→ **Exercise data**:
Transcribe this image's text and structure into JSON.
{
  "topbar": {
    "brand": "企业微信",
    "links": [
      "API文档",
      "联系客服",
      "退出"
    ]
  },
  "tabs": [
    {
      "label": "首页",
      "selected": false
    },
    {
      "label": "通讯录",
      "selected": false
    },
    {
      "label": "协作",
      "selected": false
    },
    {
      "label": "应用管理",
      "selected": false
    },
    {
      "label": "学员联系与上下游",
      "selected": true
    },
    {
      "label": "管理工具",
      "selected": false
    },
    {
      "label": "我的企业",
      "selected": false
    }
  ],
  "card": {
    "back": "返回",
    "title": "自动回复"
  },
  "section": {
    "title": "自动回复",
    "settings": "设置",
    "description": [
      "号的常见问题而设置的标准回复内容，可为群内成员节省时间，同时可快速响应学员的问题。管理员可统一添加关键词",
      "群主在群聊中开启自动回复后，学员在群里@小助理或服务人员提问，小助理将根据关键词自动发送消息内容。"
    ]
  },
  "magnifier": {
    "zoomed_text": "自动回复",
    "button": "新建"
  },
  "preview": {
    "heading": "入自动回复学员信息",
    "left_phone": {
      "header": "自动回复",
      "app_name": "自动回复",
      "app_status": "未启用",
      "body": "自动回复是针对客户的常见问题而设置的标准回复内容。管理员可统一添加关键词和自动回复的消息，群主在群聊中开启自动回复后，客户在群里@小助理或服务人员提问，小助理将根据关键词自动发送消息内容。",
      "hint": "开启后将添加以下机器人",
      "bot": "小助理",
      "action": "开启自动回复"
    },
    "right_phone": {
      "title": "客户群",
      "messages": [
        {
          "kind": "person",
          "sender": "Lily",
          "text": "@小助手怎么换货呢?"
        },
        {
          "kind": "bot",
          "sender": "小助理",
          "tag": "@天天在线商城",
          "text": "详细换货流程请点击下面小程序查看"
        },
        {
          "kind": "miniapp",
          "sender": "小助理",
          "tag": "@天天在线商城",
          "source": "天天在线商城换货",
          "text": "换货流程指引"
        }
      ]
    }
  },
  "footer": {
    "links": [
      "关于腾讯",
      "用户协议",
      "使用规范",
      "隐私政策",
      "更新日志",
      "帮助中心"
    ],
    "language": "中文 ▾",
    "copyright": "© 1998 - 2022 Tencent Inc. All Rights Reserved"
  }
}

→ **Exercise goal**: Take the entries above and transcribe them in full.

→ **Output**:
Transcribe this image's text and structure into JSON.
{
  "topbar": {
    "brand": "企业微信",
    "links": [
      "API文档",
      "联系客服",
      "退出"
    ]
  },
  "tabs": [
    {
      "label": "首页",
      "selected": false
    },
    {
      "label": "通讯录",
      "selected": false
    },
    {
      "label": "协作",
      "selected": false
    },
    {
      "label": "应用管理",
      "selected": false
    },
    {
      "label": "学员联系与上下游",
      "selected": true
    },
    {
      "label": "管理工具",
      "selected": false
    },
    {
      "label": "我的企业",
      "selected": false
    }
  ],
  "card": {
    "back": "返回",
    "title": "自动回复"
  },
  "section": {
    "title": "自动回复",
    "settings": "设置",
    "description": [
      "号的常见问题而设置的标准回复内容，可为群内成员节省时间，同时可快速响应学员的问题。管理员可统一添加关键词",
      "群主在群聊中开启自动回复后，学员在群里@小助理或服务人员提问，小助理将根据关键词自动发送消息内容。"
    ]
  },
  "magnifier": {
    "zoomed_text": "自动回复",
    "button": "新建"
  },
  "preview": {
    "heading": "入自动回复学员信息",
    "left_phone": {
      "header": "自动回复",
      "app_name": "自动回复",
      "app_status": "未启用",
      "body": "自动回复是针对客户的常见问题而设置的标准回复内容。管理员可统一添加关键词和自动回复的消息，群主在群聊中开启自动回复后，客户在群里@小助理或服务人员提问，小助理将根据关键词自动发送消息内容。",
      "hint": "开启后将添加以下机器人",
      "bot": "小助理",
      "action": "开启自动回复"
    },
    "right_phone": {
      "title": "客户群",
      "messages": [
        {
          "kind": "person",
          "sender": "Lily",
          "text": "@小助手怎么换货呢?"
        },
        {
          "kind": "bot",
          "sender": "小助理",
          "tag": "@天天在线商城",
          "text": "详细换货流程请点击下面小程序查看"
        },
        {
          "kind": "miniapp",
          "sender": "小助理",
          "tag": "@天天在线商城",
          "source": "天天在线商城换货",
          "text": "换货流程指引"
        }
      ]
    }
  },
  "footer": {
    "links": [
      "关于腾讯",
      "用户协议",
      "使用规范",
      "隐私政策",
      "更新日志",
      "帮助中心"
    ],
    "language": "中文 ▾",
    "copyright": "© 1998 - 2022 Tencent Inc. All Rights Reserved"
  }
}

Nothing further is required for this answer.